Could you write out the records below exactly as they appear?
________________________
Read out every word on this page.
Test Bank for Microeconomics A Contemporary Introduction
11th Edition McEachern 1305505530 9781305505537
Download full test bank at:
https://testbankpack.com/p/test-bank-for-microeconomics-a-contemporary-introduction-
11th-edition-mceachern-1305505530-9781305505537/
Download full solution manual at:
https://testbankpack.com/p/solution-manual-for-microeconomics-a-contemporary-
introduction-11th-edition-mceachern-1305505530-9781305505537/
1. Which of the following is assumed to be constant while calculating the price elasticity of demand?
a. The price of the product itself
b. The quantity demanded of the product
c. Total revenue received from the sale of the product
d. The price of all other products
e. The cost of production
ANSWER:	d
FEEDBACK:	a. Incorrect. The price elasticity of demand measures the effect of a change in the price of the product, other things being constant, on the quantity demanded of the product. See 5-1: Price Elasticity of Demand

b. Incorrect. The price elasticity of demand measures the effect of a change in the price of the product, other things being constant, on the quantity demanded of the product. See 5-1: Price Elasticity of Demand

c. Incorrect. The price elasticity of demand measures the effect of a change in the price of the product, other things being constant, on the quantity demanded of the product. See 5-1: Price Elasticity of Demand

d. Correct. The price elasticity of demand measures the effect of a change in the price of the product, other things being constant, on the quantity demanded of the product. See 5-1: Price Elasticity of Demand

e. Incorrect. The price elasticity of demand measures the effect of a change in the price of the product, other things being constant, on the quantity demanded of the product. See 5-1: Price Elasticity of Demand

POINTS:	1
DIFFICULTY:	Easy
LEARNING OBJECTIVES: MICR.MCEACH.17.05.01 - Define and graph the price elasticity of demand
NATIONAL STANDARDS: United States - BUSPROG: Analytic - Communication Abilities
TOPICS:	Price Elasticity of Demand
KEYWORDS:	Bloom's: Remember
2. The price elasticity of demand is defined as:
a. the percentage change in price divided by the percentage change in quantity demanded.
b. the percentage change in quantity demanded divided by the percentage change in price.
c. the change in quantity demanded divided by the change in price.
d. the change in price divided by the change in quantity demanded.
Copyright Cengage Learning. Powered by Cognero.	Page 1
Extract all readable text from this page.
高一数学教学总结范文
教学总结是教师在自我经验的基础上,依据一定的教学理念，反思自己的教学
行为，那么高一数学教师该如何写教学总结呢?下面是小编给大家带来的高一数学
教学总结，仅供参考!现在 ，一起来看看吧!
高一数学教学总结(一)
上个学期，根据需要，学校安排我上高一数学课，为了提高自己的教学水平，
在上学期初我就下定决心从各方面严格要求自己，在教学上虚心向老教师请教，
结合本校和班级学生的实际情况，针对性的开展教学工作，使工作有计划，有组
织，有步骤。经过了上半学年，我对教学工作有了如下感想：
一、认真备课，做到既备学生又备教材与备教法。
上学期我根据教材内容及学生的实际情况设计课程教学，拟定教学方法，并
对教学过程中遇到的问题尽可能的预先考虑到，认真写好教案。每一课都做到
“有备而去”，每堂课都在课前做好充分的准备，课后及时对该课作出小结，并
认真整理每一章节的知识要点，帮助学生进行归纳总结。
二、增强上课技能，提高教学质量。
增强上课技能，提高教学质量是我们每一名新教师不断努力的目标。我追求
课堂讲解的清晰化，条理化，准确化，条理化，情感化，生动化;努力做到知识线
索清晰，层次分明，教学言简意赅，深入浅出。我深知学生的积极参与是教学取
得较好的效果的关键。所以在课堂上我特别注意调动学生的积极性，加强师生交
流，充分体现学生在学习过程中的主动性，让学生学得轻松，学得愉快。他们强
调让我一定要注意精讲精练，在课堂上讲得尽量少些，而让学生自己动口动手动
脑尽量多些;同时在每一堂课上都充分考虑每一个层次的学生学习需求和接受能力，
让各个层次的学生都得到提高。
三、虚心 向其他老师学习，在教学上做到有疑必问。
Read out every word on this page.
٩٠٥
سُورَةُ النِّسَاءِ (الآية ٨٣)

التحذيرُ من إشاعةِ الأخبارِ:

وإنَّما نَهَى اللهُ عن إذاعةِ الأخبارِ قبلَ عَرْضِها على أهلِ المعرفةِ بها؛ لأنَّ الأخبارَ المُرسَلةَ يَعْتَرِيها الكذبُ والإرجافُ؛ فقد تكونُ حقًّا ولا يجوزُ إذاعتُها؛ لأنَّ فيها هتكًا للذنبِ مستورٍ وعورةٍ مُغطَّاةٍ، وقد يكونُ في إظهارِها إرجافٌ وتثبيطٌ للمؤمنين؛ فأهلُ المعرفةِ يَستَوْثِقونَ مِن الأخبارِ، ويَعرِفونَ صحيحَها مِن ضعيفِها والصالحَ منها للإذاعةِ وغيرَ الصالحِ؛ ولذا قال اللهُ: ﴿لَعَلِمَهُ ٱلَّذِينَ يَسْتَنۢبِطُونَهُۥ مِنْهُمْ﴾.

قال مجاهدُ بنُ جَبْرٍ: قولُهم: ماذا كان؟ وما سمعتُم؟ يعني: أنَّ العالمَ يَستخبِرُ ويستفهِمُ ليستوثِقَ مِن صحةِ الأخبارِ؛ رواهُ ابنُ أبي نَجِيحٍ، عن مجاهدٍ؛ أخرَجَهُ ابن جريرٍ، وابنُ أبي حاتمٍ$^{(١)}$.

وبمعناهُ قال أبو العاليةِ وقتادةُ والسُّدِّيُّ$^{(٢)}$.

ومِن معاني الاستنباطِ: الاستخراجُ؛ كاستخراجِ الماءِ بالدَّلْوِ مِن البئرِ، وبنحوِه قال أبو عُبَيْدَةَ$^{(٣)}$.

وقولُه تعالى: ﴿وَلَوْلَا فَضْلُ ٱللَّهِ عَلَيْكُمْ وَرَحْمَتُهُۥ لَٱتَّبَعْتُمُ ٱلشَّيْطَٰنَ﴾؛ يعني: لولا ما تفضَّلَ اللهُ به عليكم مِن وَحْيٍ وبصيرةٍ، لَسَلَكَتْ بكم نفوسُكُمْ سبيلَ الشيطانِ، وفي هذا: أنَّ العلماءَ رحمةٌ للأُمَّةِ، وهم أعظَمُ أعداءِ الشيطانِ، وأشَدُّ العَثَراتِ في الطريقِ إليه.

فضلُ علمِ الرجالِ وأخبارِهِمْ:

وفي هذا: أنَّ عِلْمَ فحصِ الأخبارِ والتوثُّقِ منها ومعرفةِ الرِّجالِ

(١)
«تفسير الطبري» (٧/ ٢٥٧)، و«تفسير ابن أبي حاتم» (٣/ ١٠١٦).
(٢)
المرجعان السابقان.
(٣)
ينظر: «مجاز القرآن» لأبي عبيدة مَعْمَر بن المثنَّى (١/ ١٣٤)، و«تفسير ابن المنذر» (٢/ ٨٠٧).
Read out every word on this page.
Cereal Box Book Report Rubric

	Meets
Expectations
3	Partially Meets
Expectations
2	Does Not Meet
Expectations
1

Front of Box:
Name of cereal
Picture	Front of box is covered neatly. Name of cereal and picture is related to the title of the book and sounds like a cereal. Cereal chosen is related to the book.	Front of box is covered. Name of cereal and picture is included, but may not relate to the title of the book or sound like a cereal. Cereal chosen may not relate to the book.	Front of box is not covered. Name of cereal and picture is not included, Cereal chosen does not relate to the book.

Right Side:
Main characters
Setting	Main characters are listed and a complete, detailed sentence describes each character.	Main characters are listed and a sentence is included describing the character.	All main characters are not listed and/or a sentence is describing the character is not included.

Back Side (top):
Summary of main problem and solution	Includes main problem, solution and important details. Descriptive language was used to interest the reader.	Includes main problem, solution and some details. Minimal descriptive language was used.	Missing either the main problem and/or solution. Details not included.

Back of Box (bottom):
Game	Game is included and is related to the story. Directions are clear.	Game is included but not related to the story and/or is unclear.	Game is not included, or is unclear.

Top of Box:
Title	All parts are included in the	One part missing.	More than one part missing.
________________________
* **RESULT OF THE TASK**
Read out every word on this page.
Test Bank for Microeconomics A Contemporary Introduction
11th Edition McEachern 1305505530 9781305505537
Download full test bank at:
https://testbankpack.com/p/test-bank-for-microeconomics-a-contemporary-introduction-
11th-edition-mceachern-1305505530-9781305505537/
Download full solution manual at:
https://testbankpack.com/p/solution-manual-for-microeconomics-a-contemporary-
introduction-11th-edition-mceachern-1305505530-9781305505537/
1. Which of the following is assumed to be constant while calculating the price elasticity of demand?
a. The price of the product itself
b. The quantity demanded of the product
c. Total revenue received from the sale of the product
d. The price of all other products
e. The cost of production
ANSWER:	d
FEEDBACK:	a. Incorrect. The price elasticity of demand measures the effect of a change in the price of the product, other things being constant, on the quantity demanded of the product. See 5-1: Price Elasticity of Demand

b. Incorrect. The price elasticity of demand measures the effect of a change in the price of the product, other things being constant, on the quantity demanded of the product. See 5-1: Price Elasticity of Demand

c. Incorrect. The price elasticity of demand measures the effect of a change in the price of the product, other things being constant, on the quantity demanded of the product. See 5-1: Price Elasticity of Demand

d. Correct. The price elasticity of demand measures the effect of a change in the price of the product, other things being constant, on the quantity demanded of the product. See 5-1: Price Elasticity of Demand

e. Incorrect. The price elasticity of demand measures the effect of a change in the price of the product, other things being constant, on the quantity demanded of the product. See 5-1: Price Elasticity of Demand

POINTS:	1
DIFFICULTY:	Easy
LEARNING OBJECTIVES: MICR.MCEACH.17.05.01 - Define and graph the price elasticity of demand
NATIONAL STANDARDS: United States - BUSPROG: Analytic - Communication Abilities
TOPICS:	Price Elasticity of Demand
KEYWORDS:	Bloom's: Remember
2. The price elasticity of demand is defined as:
a. the percentage change in price divided by the percentage change in quantity demanded.
b. the percentage change in quantity demanded divided by the percentage change in price.
c. the change in quantity demanded divided by the change in price.
d. the change in price divided by the change in quantity demanded.
Copyright Cengage Learning. Powered by Cognero.	Page 1
Extract all readable text from this page.
高一数学教学总结范文
教学总结是教师在自我经验的基础上,依据一定的教学理念，反思自己的教学
行为，那么高一数学教师该如何写教学总结呢?下面是小编给大家带来的高一数学
教学总结，仅供参考!现在 ，一起来看看吧!
高一数学教学总结(一)
上个学期，根据需要，学校安排我上高一数学课，为了提高自己的教学水平，
在上学期初我就下定决心从各方面严格要求自己，在教学上虚心向老教师请教，
结合本校和班级学生的实际情况，针对性的开展教学工作，使工作有计划，有组
织，有步骤。经过了上半学年，我对教学工作有了如下感想：
一、认真备课，做到既备学生又备教材与备教法。
上学期我根据教材内容及学生的实际情况设计课程教学，拟定教学方法，并
对教学过程中遇到的问题尽可能的预先考虑到，认真写好教案。每一课都做到
“有备而去”，每堂课都在课前做好充分的准备，课后及时对该课作出小结，并
认真整理每一章节的知识要点，帮助学生进行归纳总结。
二、增强上课技能，提高教学质量。
增强上课技能，提高教学质量是我们每一名新教师不断努力的目标。我追求
课堂讲解的清晰化，条理化，准确化，条理化，情感化，生动化;努力做到知识线
索清晰，层次分明，教学言简意赅，深入浅出。我深知学生的积极参与是教学取
得较好的效果的关键。所以在课堂上我特别注意调动学生的积极性，加强师生交
流，充分体现学生在学习过程中的主动性，让学生学得轻松，学得愉快。他们强
调让我一定要注意精讲精练，在课堂上讲得尽量少些，而让学生自己动口动手动
脑尽量多些;同时在每一堂课上都充分考虑每一个层次的学生学习需求和接受能力，
让各个层次的学生都得到提高。
三、虚心 向其他老师学习，在教学上做到有疑必问。
Read out every word on this page.
٩٠٥
سُورَةُ النِّسَاءِ (الآية ٨٣)

التحذيرُ من إشاعةِ الأخبارِ:

وإنَّما نَهَى اللهُ عن إذاعةِ الأخبارِ قبلَ عَرْضِها على أهلِ المعرفةِ بها؛ لأنَّ الأخبارَ المُرسَلةَ يَعْتَرِيها الكذبُ والإرجافُ؛ فقد تكونُ حقًّا ولا يجوزُ إذاعتُها؛ لأنَّ فيها هتكًا للذنبِ مستورٍ وعورةٍ مُغطَّاةٍ، وقد يكونُ في إظهارِها إرجافٌ وتثبيطٌ للمؤمنين؛ فأهلُ المعرفةِ يَستَوْثِقونَ مِن الأخبارِ، ويَعرِفونَ صحيحَها مِن ضعيفِها والصالحَ منها للإذاعةِ وغيرَ الصالحِ؛ ولذا قال اللهُ: ﴿لَعَلِمَهُ ٱلَّذِينَ يَسْتَنۢبِطُونَهُۥ مِنْهُمْ﴾.

قال مجاهدُ بنُ جَبْرٍ: قولُهم: ماذا كان؟ وما سمعتُم؟ يعني: أنَّ العالمَ يَستخبِرُ ويستفهِمُ ليستوثِقَ مِن صحةِ الأخبارِ؛ رواهُ ابنُ أبي نَجِيحٍ، عن مجاهدٍ؛ أخرَجَهُ ابن جريرٍ، وابنُ أبي حاتمٍ$^{(١)}$.

وبمعناهُ قال أبو العاليةِ وقتادةُ والسُّدِّيُّ$^{(٢)}$.

ومِن معاني الاستنباطِ: الاستخراجُ؛ كاستخراجِ الماءِ بالدَّلْوِ مِن البئرِ، وبنحوِه قال أبو عُبَيْدَةَ$^{(٣)}$.

وقولُه تعالى: ﴿وَلَوْلَا فَضْلُ ٱللَّهِ عَلَيْكُمْ وَرَحْمَتُهُۥ لَٱتَّبَعْتُمُ ٱلشَّيْطَٰنَ﴾؛ يعني: لولا ما تفضَّلَ اللهُ به عليكم مِن وَحْيٍ وبصيرةٍ، لَسَلَكَتْ بكم نفوسُكُمْ سبيلَ الشيطانِ، وفي هذا: أنَّ العلماءَ رحمةٌ للأُمَّةِ، وهم أعظَمُ أعداءِ الشيطانِ، وأشَدُّ العَثَراتِ في الطريقِ إليه.

فضلُ علمِ الرجالِ وأخبارِهِمْ:

وفي هذا: أنَّ عِلْمَ فحصِ الأخبارِ والتوثُّقِ منها ومعرفةِ الرِّجالِ

(١)
«تفسير الطبري» (٧/ ٢٥٧)، و«تفسير ابن أبي حاتم» (٣/ ١٠١٦).
(٢)
المرجعان السابقان.
(٣)
ينظر: «مجاز القرآن» لأبي عبيدة مَعْمَر بن المثنَّى (١/ ١٣٤)، و«تفسير ابن المنذر» (٢/ ٨٠٧).
Read out every word on this page.
Cereal Box Book Report Rubric

	Meets
Expectations
3	Partially Meets
Expectations
2	Does Not Meet
Expectations
1

Front of Box:
Name of cereal
Picture	Front of box is covered neatly. Name of cereal and picture is related to the title of the book and sounds like a cereal. Cereal chosen is related to the book.	Front of box is covered. Name of cereal and picture is included, but may not relate to the title of the book or sound like a cereal. Cereal chosen may not relate to the book.	Front of box is not covered. Name of cereal and picture is not included, Cereal chosen does not relate to the book.

Right Side:
Main characters
Setting	Main characters are listed and a complete, detailed sentence describes each character.	Main characters are listed and a sentence is included describing the character.	All main characters are not listed and/or a sentence is describing the character is not included.

Back Side (top):
Summary of main problem and solution	Includes main problem, solution and important details. Descriptive language was used to interest the reader.	Includes main problem, solution and some details. Minimal descriptive language was used.	Missing either the main problem and/or solution. Details not included.

Back of Box (bottom):
Game	Game is included and is related to the story. Directions are clear.	Game is included but not related to the story and/or is unclear.	Game is not included, or is unclear.

Top of Box:
Title	All parts are included in the	One part missing.	More than one part missing.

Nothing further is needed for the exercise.